→ Dataset

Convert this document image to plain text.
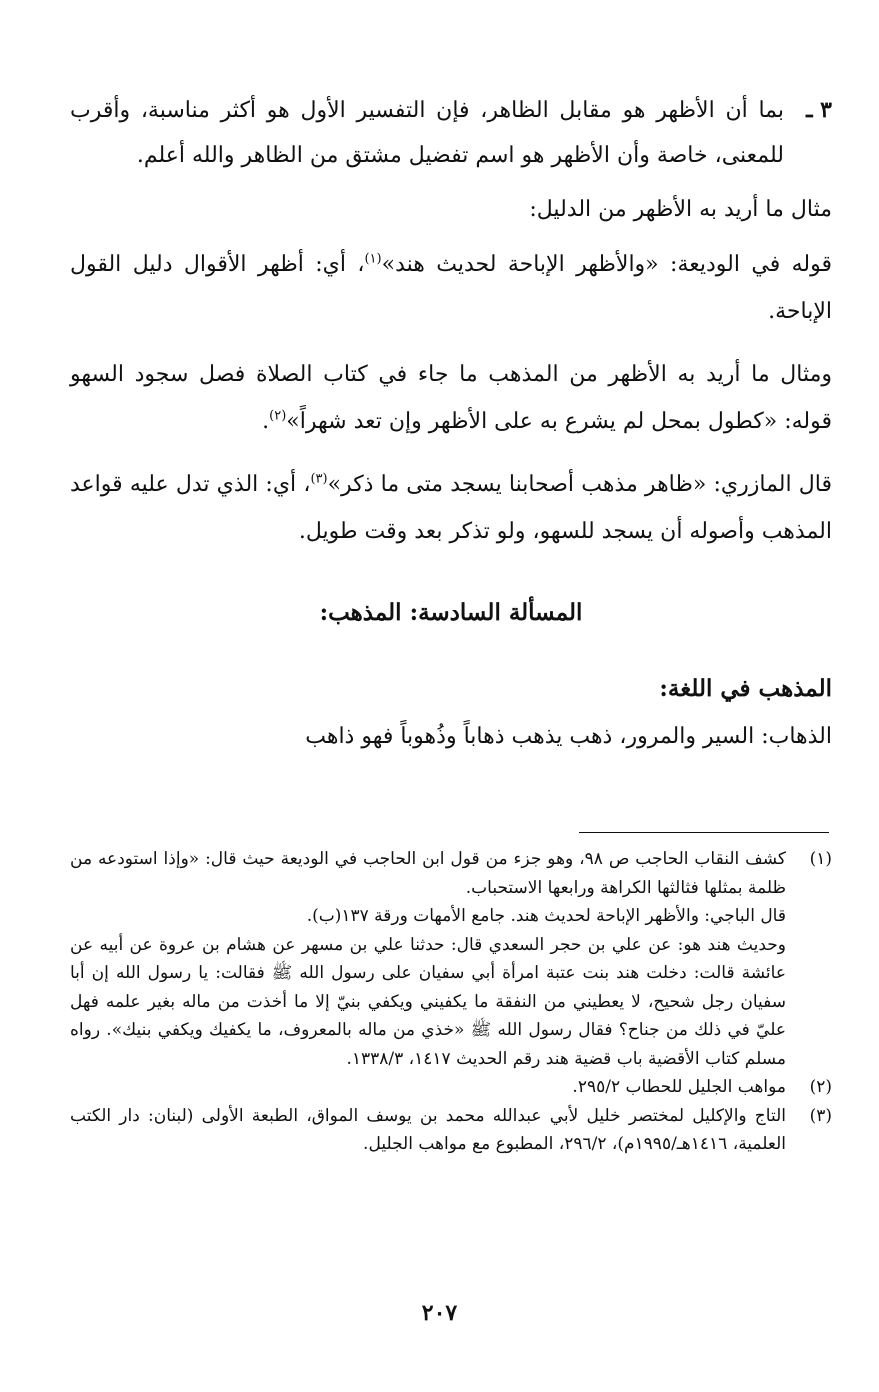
٣ ـ
بما أن الأظهر هو مقابل الظاهر، فإن التفسير الأول هو أكثر مناسبة، وأقرب للمعنى، خاصة وأن الأظهر هو اسم تفضيل مشتق من الظاهر والله أعلم.

مثال ما أريد به الأظهر من الدليل:

قوله في الوديعة: «والأظهر الإباحة لحديث هند»$^{(١)}$، أي: أظهر الأقوال دليل القول الإباحة.

ومثال ما أريد به الأظهر من المذهب ما جاء في كتاب الصلاة فصل سجود السهو قوله: «كطول بمحل لم يشرع به على الأظهر وإن تعد شهراً»$^{(٢)}$.

قال المازري: «ظاهر مذهب أصحابنا يسجد متى ما ذكر»$^{(٣)}$، أي: الذي تدل عليه قواعد المذهب وأصوله أن يسجد للسهو، ولو تذكر بعد وقت طويل.

المسألة السادسة: المذهب:
المذهب في اللغة:

الذهاب: السير والمرور، ذهب يذهب ذهاباً وذُهوباً فهو ذاهب

(١)
كشف النقاب الحاجب ص ٩٨، وهو جزء من قول ابن الحاجب في الوديعة حيث قال: «وإذا استودعه من ظلمة بمثلها فثالثها الكراهة ورابعها الاستحباب.
قال الباجي: والأظهر الإباحة لحديث هند. جامع الأمهات ورقة ١٣٧(ب).
وحديث هند هو: عن علي بن حجر السعدي قال: حدثنا علي بن مسهر عن هشام بن عروة عن أبيه عن عائشة قالت: دخلت هند بنت عتبة امرأة أبي سفيان على رسول الله ﷺ فقالت: يا رسول الله إن أبا سفيان رجل شحيح، لا يعطيني من النفقة ما يكفيني ويكفي بنيّ إلا ما أخذت من ماله بغير علمه فهل عليّ في ذلك من جناح؟ فقال رسول الله ﷺ «خذي من ماله بالمعروف، ما يكفيك ويكفي بنيك». رواه مسلم كتاب الأقضية باب قضية هند رقم الحديث ١٤١٧، ١٣٣٨/٣.
(٢)
مواهب الجليل للحطاب ٢٩٥/٢.
(٣)
التاج والإكليل لمختصر خليل لأبي عبدالله محمد بن يوسف المواق، الطبعة الأولى (لبنان: دار الكتب العلمية، ١٤١٦هـ/١٩٩٥م)، ٢٩٦/٢، المطبوع مع مواهب الجليل.
٢٠٧
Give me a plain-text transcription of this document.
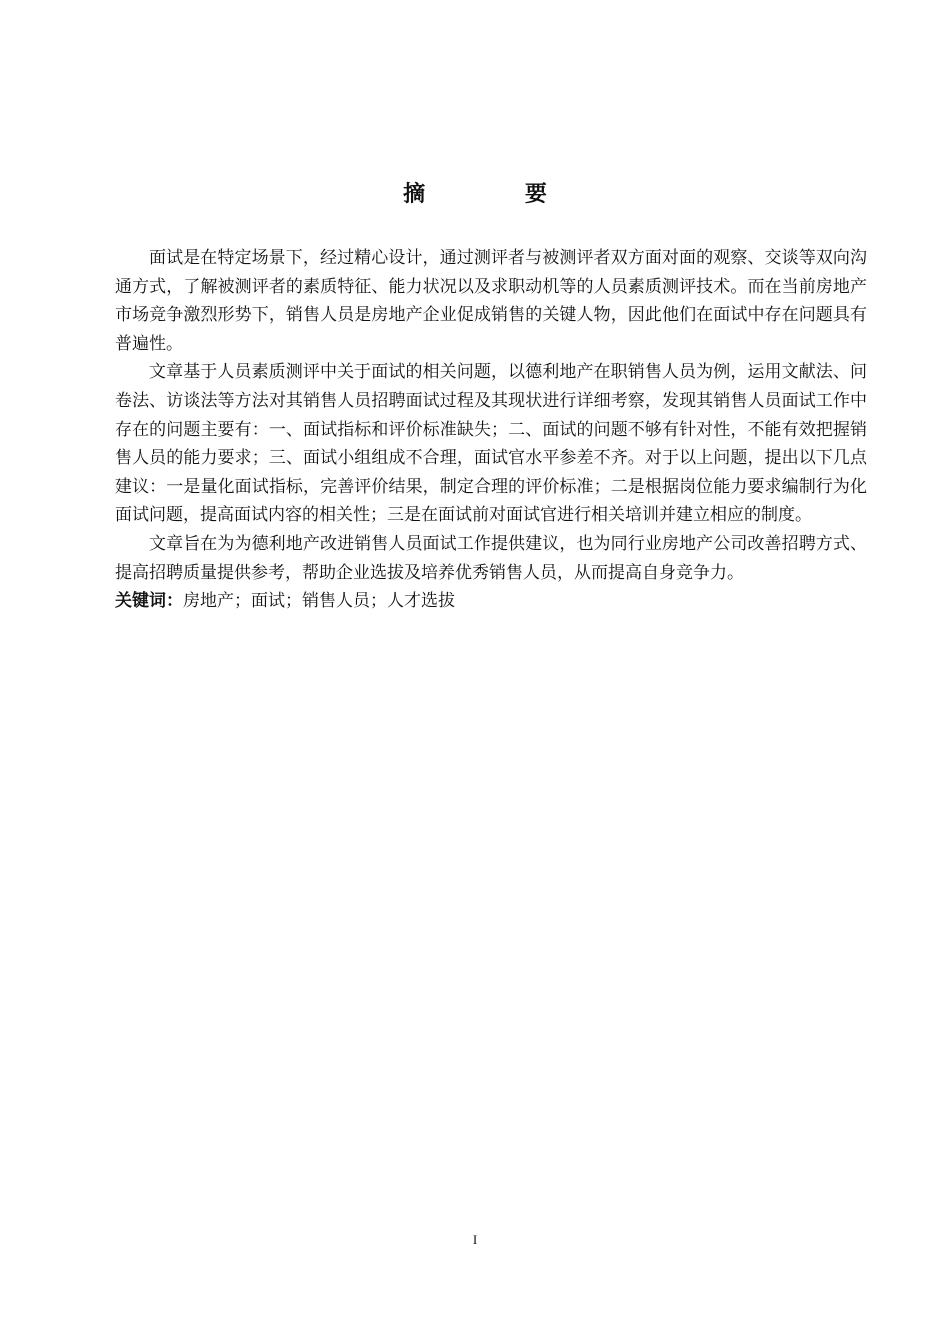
摘 要

面试是在特定场景下，经过精心设计，通过测评者与被测评者双方面对面的观察、交谈等双向沟通方式，了解被测评者的素质特征、能力状况以及求职动机等的人员素质测评技术。而在当前房地产市场竞争激烈形势下，销售人员是房地产企业促成销售的关键人物，因此他们在面试中存在问题具有普遍性。

文章基于人员素质测评中关于面试的相关问题，以德利地产在职销售人员为例，运用文献法、问卷法、访谈法等方法对其销售人员招聘面试过程及其现状进行详细考察，发现其销售人员面试工作中存在的问题主要有：一、面试指标和评价标准缺失；二、面试的问题不够有针对性，不能有效把握销售人员的能力要求；三、面试小组组成不合理，面试官水平参差不齐。对于以上问题，提出以下几点建议：一是量化面试指标，完善评价结果，制定合理的评价标准；二是根据岗位能力要求编制行为化面试问题，提高面试内容的相关性；三是在面试前对面试官进行相关培训并建立相应的制度。

文章旨在为为德利地产改进销售人员面试工作提供建议，也为同行业房地产公司改善招聘方式、提高招聘质量提供参考，帮助企业选拔及培养优秀销售人员，从而提高自身竞争力。

关键词：房地产；面试；销售人员；人才选拔

I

→ Objective
Repeat exactly the lines above, from the line containing "Give me a plain-text" through the last line of the records, inclusive; omit any pictures.

→ Correct answer
Give me a plain-text transcription of this document.
摘 要

面试是在特定场景下，经过精心设计，通过测评者与被测评者双方面对面的观察、交谈等双向沟通方式，了解被测评者的素质特征、能力状况以及求职动机等的人员素质测评技术。而在当前房地产市场竞争激烈形势下，销售人员是房地产企业促成销售的关键人物，因此他们在面试中存在问题具有普遍性。

文章基于人员素质测评中关于面试的相关问题，以德利地产在职销售人员为例，运用文献法、问卷法、访谈法等方法对其销售人员招聘面试过程及其现状进行详细考察，发现其销售人员面试工作中存在的问题主要有：一、面试指标和评价标准缺失；二、面试的问题不够有针对性，不能有效把握销售人员的能力要求；三、面试小组组成不合理，面试官水平参差不齐。对于以上问题，提出以下几点建议：一是量化面试指标，完善评价结果，制定合理的评价标准；二是根据岗位能力要求编制行为化面试问题，提高面试内容的相关性；三是在面试前对面试官进行相关培训并建立相应的制度。

文章旨在为为德利地产改进销售人员面试工作提供建议，也为同行业房地产公司改善招聘方式、提高招聘质量提供参考，帮助企业选拔及培养优秀销售人员，从而提高自身竞争力。

关键词：房地产；面试；销售人员；人才选拔

I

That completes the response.